→ **What needs to be done**
Transcribe each line of the records below exactly, excluding any embedded images.

═══ Supplied records ═══

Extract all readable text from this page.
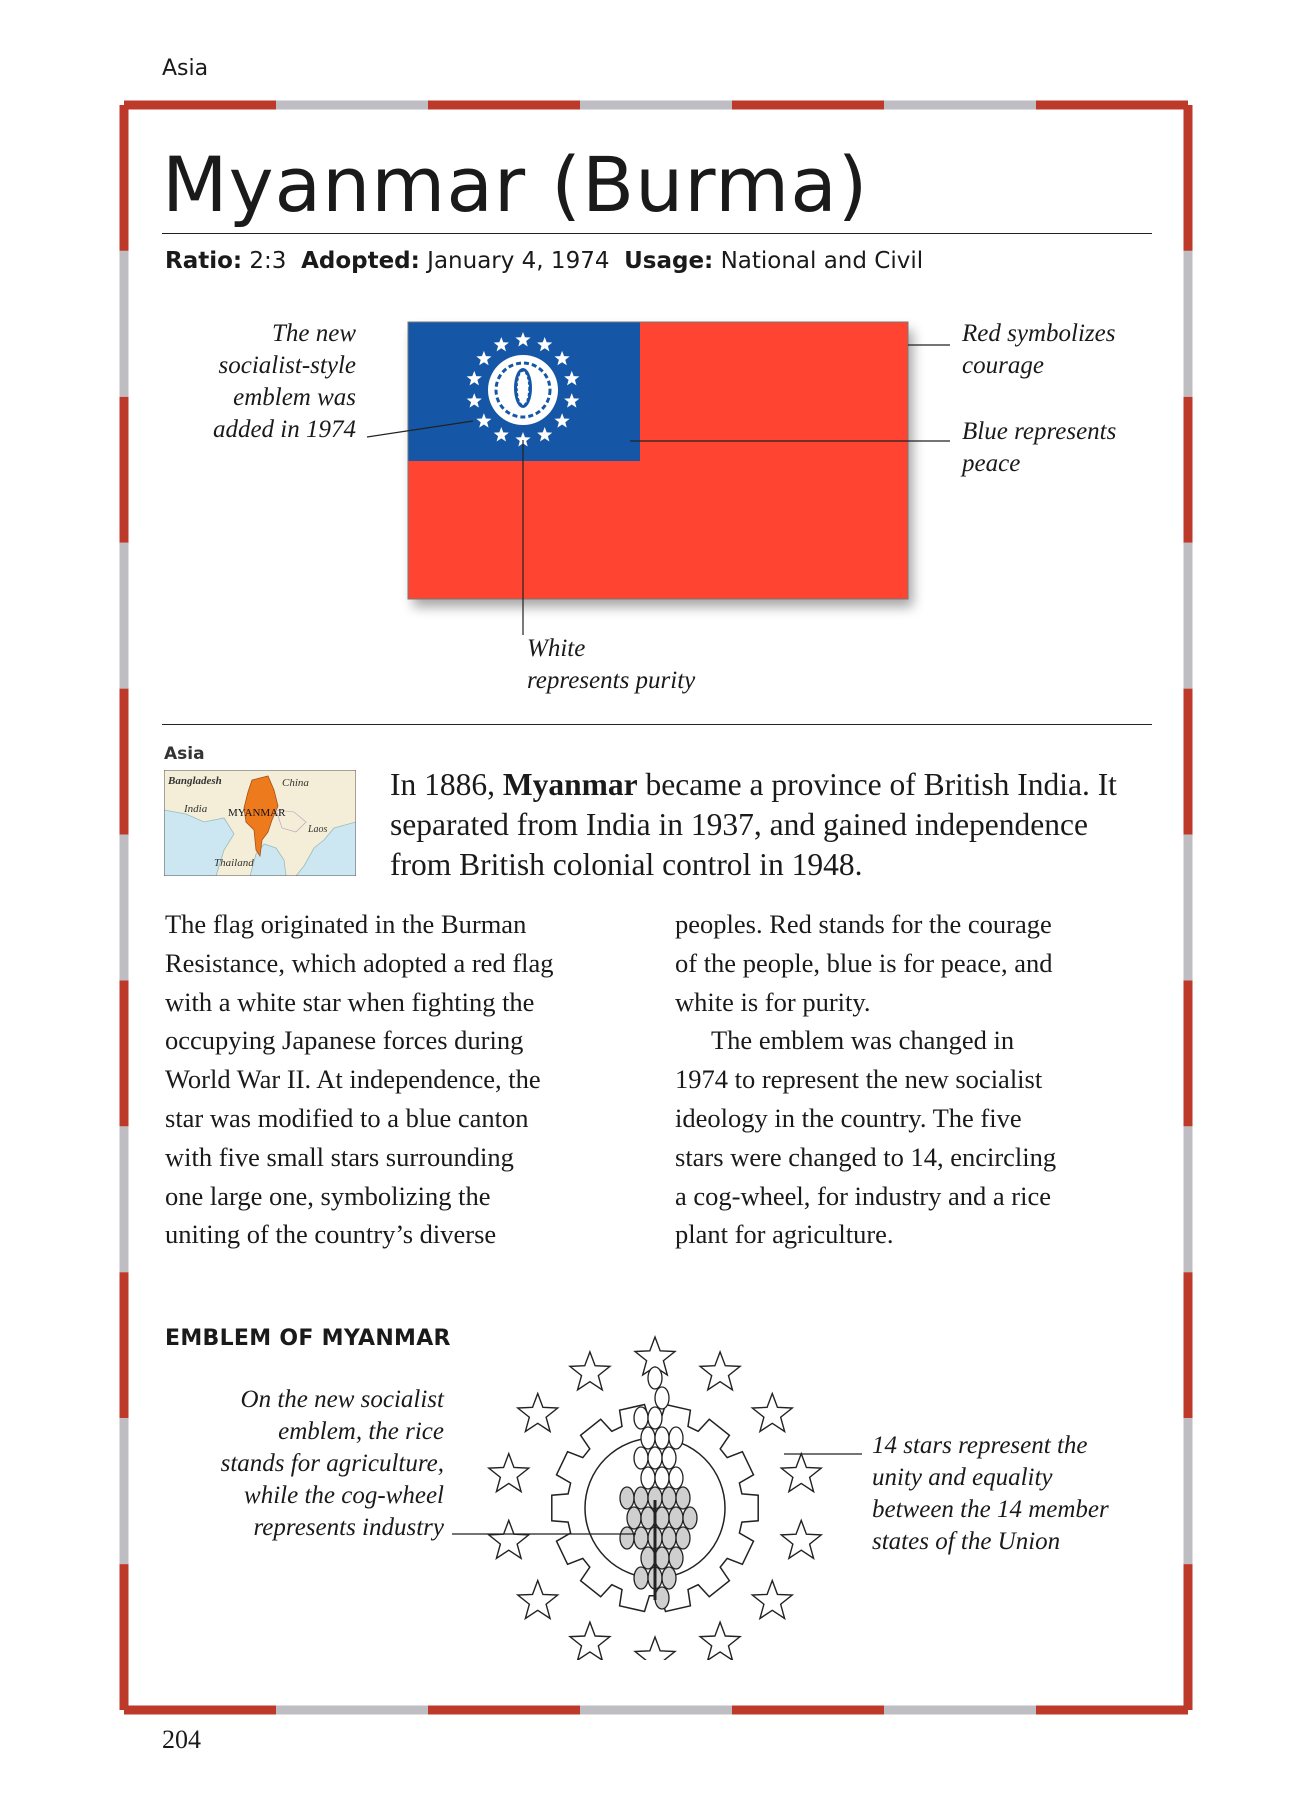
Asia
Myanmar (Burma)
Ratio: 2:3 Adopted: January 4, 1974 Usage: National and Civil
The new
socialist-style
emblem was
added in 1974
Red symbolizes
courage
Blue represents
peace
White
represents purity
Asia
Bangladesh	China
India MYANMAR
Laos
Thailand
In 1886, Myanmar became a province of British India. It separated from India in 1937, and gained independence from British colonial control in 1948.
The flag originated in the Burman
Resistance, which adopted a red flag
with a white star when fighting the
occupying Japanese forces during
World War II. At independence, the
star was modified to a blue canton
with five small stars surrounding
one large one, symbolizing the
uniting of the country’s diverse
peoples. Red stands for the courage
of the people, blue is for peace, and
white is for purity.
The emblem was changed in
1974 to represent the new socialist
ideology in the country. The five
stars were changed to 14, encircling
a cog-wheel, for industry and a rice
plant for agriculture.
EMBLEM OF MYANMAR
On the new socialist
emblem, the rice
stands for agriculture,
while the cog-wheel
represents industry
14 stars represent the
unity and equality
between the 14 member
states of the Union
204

═══

→ **Worked solution**
Extract all readable text from this page.
Asia
Myanmar (Burma)
Ratio: 2:3 Adopted: January 4, 1974 Usage: National and Civil
The new
socialist-style
emblem was
added in 1974
Red symbolizes
courage
Blue represents
peace
White
represents purity
Asia
Bangladesh	China
India MYANMAR
Laos
Thailand
In 1886, Myanmar became a province of British India. It separated from India in 1937, and gained independence from British colonial control in 1948.
The flag originated in the Burman
Resistance, which adopted a red flag
with a white star when fighting the
occupying Japanese forces during
World War II. At independence, the
star was modified to a blue canton
with five small stars surrounding
one large one, symbolizing the
uniting of the country’s diverse
peoples. Red stands for the courage
of the people, blue is for peace, and
white is for purity.
The emblem was changed in
1974 to represent the new socialist
ideology in the country. The five
stars were changed to 14, encircling
a cog-wheel, for industry and a rice
plant for agriculture.
EMBLEM OF MYANMAR
On the new socialist
emblem, the rice
stands for agriculture,
while the cog-wheel
represents industry
14 stars represent the
unity and equality
between the 14 member
states of the Union
204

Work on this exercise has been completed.